(Rows from a figure dataset)
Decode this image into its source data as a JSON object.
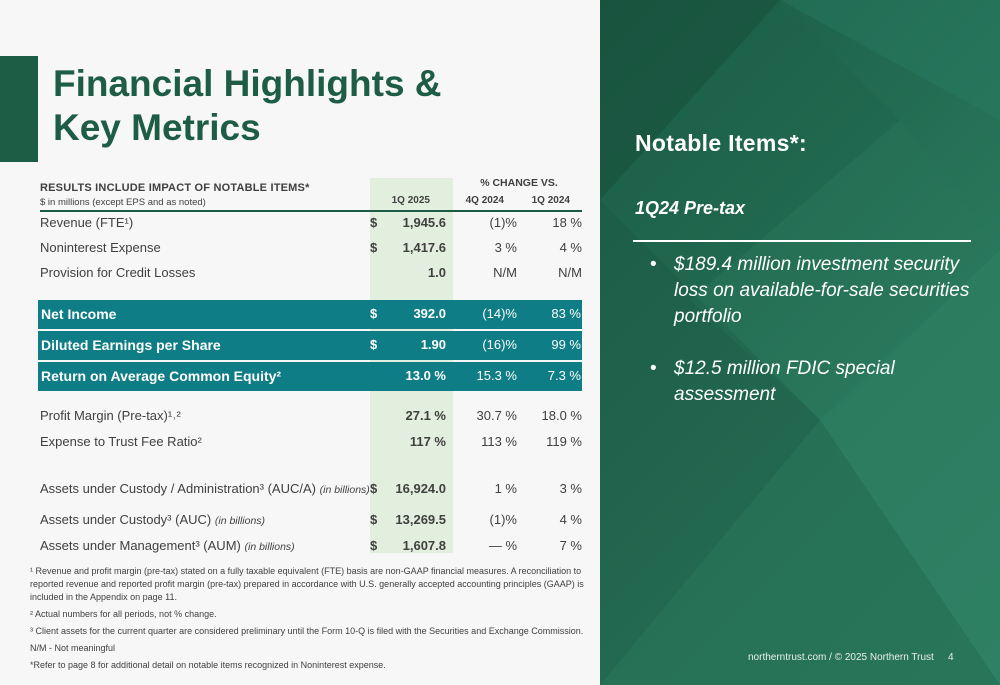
{
  "title": {
    "line1": "Financial Highlights &",
    "line2": "Key Metrics"
  },
  "table": {
    "header": {
      "notable": "RESULTS INCLUDE IMPACT OF NOTABLE ITEMS*",
      "units": "$ in millions (except EPS and as noted)",
      "change_vs": "% CHANGE VS.",
      "col_current": "1Q 2025",
      "col_prev1": "4Q 2024",
      "col_prev2": "1Q 2024"
    },
    "rows": [
      {
        "label": "Revenue (FTE¹)",
        "dollar": "$",
        "current": "1,945.6",
        "c1": "(1)%",
        "c2": "18 %"
      },
      {
        "label": "Noninterest Expense",
        "dollar": "$",
        "current": "1,417.6",
        "c1": "3 %",
        "c2": "4 %"
      },
      {
        "label": "Provision for Credit Losses",
        "dollar": "",
        "current": "1.0",
        "c1": "N/M",
        "c2": "N/M"
      },
      {
        "label": "Net Income",
        "dollar": "$",
        "current": "392.0",
        "c1": "(14)%",
        "c2": "83 %"
      },
      {
        "label": "Diluted Earnings per Share",
        "dollar": "$",
        "current": "1.90",
        "c1": "(16)%",
        "c2": "99 %"
      },
      {
        "label": "Return on Average Common Equity²",
        "dollar": "",
        "current": "13.0 %",
        "c1": "15.3 %",
        "c2": "7.3 %"
      },
      {
        "label": "Profit Margin (Pre-tax)¹˒²",
        "dollar": "",
        "current": "27.1 %",
        "c1": "30.7 %",
        "c2": "18.0 %"
      },
      {
        "label": "Expense to Trust Fee Ratio²",
        "dollar": "",
        "current": "117 %",
        "c1": "113 %",
        "c2": "119 %"
      },
      {
        "label": "Assets under Custody / Administration³ (AUC/A)",
        "note": "(in billions)",
        "dollar": "$",
        "current": "16,924.0",
        "c1": "1 %",
        "c2": "3 %"
      },
      {
        "label": "Assets under Custody³ (AUC)",
        "note": "(in billions)",
        "dollar": "$",
        "current": "13,269.5",
        "c1": "(1)%",
        "c2": "4 %"
      },
      {
        "label": "Assets under Management³ (AUM)",
        "note": "(in billions)",
        "dollar": "$",
        "current": "1,607.8",
        "c1": "— %",
        "c2": "7 %"
      }
    ]
  },
  "footnotes": [
    "¹ Revenue and profit margin (pre-tax) stated on a fully taxable equivalent (FTE) basis are non-GAAP financial measures. A reconciliation to reported revenue and reported profit margin (pre-tax) prepared in accordance with U.S. generally accepted accounting principles (GAAP) is included in the Appendix on page 11.",
    "² Actual numbers for all periods, not % change.",
    "³ Client assets for the current quarter are considered preliminary until the Form 10-Q is filed with the Securities and Exchange Commission.",
    "N/M - Not meaningful",
    "*Refer to page 8 for additional detail on notable items recognized in Noninterest expense."
  ],
  "notable": {
    "title": "Notable Items*:",
    "subtitle": "1Q24 Pre-tax",
    "bullet_glyph": "•",
    "bullets": [
      "$189.4 million  investment security loss on available-for-sale securities portfolio",
      "$12.5 million FDIC special assessment"
    ]
  },
  "footer": {
    "text": "northerntrust.com / © 2025 Northern Trust",
    "page": "4"
  },
  "colors": {
    "brand_green": "#1d5c45",
    "band_teal": "#0f7d86",
    "highlight_col": "#e3efde"
  }
}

■ WHAT TO PRODUCE: Repeat the data exactly, dropping every picture it holds.

■ FULL RESPONSE:
Decode this image into its source data as a JSON object.
{
  "title": {
    "line1": "Financial Highlights &",
    "line2": "Key Metrics"
  },
  "table": {
    "header": {
      "notable": "RESULTS INCLUDE IMPACT OF NOTABLE ITEMS*",
      "units": "$ in millions (except EPS and as noted)",
      "change_vs": "% CHANGE VS.",
      "col_current": "1Q 2025",
      "col_prev1": "4Q 2024",
      "col_prev2": "1Q 2024"
    },
    "rows": [
      {
        "label": "Revenue (FTE¹)",
        "dollar": "$",
        "current": "1,945.6",
        "c1": "(1)%",
        "c2": "18 %"
      },
      {
        "label": "Noninterest Expense",
        "dollar": "$",
        "current": "1,417.6",
        "c1": "3 %",
        "c2": "4 %"
      },
      {
        "label": "Provision for Credit Losses",
        "dollar": "",
        "current": "1.0",
        "c1": "N/M",
        "c2": "N/M"
      },
      {
        "label": "Net Income",
        "dollar": "$",
        "current": "392.0",
        "c1": "(14)%",
        "c2": "83 %"
      },
      {
        "label": "Diluted Earnings per Share",
        "dollar": "$",
        "current": "1.90",
        "c1": "(16)%",
        "c2": "99 %"
      },
      {
        "label": "Return on Average Common Equity²",
        "dollar": "",
        "current": "13.0 %",
        "c1": "15.3 %",
        "c2": "7.3 %"
      },
      {
        "label": "Profit Margin (Pre-tax)¹˒²",
        "dollar": "",
        "current": "27.1 %",
        "c1": "30.7 %",
        "c2": "18.0 %"
      },
      {
        "label": "Expense to Trust Fee Ratio²",
        "dollar": "",
        "current": "117 %",
        "c1": "113 %",
        "c2": "119 %"
      },
      {
        "label": "Assets under Custody / Administration³ (AUC/A)",
        "note": "(in billions)",
        "dollar": "$",
        "current": "16,924.0",
        "c1": "1 %",
        "c2": "3 %"
      },
      {
        "label": "Assets under Custody³ (AUC)",
        "note": "(in billions)",
        "dollar": "$",
        "current": "13,269.5",
        "c1": "(1)%",
        "c2": "4 %"
      },
      {
        "label": "Assets under Management³ (AUM)",
        "note": "(in billions)",
        "dollar": "$",
        "current": "1,607.8",
        "c1": "— %",
        "c2": "7 %"
      }
    ]
  },
  "footnotes": [
    "¹ Revenue and profit margin (pre-tax) stated on a fully taxable equivalent (FTE) basis are non-GAAP financial measures. A reconciliation to reported revenue and reported profit margin (pre-tax) prepared in accordance with U.S. generally accepted accounting principles (GAAP) is included in the Appendix on page 11.",
    "² Actual numbers for all periods, not % change.",
    "³ Client assets for the current quarter are considered preliminary until the Form 10-Q is filed with the Securities and Exchange Commission.",
    "N/M - Not meaningful",
    "*Refer to page 8 for additional detail on notable items recognized in Noninterest expense."
  ],
  "notable": {
    "title": "Notable Items*:",
    "subtitle": "1Q24 Pre-tax",
    "bullet_glyph": "•",
    "bullets": [
      "$189.4 million  investment security loss on available-for-sale securities portfolio",
      "$12.5 million FDIC special assessment"
    ]
  },
  "footer": {
    "text": "northerntrust.com / © 2025 Northern Trust",
    "page": "4"
  },
  "colors": {
    "brand_green": "#1d5c45",
    "band_teal": "#0f7d86",
    "highlight_col": "#e3efde"
  }
}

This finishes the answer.